[What is expected] Work through the entries below and report how many lines include "name". The number alone is the answer.

[Figure contents as structured data]
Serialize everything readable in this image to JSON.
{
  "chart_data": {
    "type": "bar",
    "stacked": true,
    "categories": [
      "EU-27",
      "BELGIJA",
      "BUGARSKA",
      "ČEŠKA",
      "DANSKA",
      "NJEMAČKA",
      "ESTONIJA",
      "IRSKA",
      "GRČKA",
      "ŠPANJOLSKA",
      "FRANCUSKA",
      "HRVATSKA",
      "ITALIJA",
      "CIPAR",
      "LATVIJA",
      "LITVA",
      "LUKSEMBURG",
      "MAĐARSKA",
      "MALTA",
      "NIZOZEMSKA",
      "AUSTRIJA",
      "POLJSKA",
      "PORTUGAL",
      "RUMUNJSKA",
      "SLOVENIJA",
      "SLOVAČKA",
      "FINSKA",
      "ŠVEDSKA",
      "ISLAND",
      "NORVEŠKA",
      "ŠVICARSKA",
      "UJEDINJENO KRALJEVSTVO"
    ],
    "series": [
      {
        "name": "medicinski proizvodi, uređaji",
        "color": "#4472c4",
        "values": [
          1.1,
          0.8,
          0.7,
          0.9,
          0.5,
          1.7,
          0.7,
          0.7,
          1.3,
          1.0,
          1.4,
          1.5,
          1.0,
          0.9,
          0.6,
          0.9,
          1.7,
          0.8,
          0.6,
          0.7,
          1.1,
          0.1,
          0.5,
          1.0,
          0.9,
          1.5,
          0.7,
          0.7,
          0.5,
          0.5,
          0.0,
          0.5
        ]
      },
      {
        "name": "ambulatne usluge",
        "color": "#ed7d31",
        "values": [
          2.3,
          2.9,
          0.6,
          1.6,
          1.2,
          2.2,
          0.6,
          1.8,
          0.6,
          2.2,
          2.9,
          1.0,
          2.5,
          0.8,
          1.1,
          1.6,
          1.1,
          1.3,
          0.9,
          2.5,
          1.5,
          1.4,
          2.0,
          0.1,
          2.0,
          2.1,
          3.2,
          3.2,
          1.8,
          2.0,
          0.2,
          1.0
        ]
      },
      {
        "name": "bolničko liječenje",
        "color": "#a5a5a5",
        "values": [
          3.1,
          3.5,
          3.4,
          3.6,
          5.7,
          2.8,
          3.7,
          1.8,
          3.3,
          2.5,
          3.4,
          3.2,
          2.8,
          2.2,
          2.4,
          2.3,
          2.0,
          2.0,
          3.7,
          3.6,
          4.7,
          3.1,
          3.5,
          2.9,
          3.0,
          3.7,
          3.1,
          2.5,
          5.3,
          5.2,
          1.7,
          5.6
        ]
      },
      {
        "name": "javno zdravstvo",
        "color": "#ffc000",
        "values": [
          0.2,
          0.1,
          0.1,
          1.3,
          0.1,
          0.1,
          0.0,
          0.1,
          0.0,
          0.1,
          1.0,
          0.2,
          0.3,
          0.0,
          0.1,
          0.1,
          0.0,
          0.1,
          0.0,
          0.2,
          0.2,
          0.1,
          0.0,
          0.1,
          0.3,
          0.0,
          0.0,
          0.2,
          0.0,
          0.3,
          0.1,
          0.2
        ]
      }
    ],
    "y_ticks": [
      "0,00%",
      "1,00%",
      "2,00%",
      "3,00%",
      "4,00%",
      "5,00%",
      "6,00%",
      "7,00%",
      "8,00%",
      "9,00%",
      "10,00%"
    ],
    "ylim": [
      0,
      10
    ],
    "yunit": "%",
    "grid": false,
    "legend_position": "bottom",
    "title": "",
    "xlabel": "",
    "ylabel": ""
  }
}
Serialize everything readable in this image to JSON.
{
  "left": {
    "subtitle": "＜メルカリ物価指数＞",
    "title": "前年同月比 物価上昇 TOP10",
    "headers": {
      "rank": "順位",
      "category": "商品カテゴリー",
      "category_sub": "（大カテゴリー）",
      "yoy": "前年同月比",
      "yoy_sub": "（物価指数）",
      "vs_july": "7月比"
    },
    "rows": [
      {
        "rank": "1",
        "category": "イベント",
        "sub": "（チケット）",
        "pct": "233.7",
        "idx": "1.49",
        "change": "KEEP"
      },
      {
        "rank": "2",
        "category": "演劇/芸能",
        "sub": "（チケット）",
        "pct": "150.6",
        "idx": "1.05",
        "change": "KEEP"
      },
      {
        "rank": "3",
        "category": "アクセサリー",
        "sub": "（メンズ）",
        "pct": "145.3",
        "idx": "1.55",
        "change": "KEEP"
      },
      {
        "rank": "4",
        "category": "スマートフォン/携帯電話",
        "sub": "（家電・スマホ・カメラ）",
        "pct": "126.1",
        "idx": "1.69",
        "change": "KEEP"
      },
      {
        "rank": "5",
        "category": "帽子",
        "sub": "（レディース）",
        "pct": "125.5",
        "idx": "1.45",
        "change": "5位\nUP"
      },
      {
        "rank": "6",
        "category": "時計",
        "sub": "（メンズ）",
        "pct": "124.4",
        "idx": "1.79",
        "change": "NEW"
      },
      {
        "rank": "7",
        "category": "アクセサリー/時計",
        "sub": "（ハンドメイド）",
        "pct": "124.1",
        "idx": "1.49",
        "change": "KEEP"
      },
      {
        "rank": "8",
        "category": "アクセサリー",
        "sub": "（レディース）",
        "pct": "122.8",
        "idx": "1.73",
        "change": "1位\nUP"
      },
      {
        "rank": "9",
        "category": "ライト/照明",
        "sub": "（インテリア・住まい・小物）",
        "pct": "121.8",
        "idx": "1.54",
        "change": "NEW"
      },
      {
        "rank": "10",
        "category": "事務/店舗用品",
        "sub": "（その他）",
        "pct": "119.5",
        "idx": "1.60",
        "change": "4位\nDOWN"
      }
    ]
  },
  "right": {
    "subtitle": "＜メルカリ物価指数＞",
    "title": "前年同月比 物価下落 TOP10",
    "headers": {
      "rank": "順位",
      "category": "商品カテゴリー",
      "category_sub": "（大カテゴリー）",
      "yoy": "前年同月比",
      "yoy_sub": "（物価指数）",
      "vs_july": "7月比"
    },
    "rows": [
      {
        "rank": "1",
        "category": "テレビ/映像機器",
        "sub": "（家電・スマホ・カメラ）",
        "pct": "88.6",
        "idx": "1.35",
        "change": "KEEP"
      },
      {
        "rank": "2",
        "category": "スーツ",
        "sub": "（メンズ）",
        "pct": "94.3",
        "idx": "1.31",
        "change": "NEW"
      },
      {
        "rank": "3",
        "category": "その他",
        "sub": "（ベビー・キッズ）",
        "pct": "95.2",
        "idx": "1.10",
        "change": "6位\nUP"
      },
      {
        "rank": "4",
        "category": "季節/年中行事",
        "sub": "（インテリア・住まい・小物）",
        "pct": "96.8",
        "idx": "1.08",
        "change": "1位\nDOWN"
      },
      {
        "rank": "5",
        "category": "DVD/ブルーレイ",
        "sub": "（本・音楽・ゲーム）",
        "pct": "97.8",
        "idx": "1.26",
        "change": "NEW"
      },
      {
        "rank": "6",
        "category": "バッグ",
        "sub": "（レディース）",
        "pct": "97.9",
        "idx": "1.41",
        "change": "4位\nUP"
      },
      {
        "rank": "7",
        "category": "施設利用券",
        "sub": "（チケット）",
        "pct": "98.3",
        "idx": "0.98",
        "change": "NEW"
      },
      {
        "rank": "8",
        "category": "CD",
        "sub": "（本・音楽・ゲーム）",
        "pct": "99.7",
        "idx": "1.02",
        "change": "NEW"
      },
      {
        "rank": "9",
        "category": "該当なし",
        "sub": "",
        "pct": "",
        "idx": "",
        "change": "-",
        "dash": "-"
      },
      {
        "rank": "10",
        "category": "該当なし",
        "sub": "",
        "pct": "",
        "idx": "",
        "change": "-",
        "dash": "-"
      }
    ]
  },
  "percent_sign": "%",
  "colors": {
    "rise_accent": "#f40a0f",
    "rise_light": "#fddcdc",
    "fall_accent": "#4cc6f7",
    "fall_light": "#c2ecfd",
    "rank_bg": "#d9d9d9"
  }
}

[Response for this exercise] 4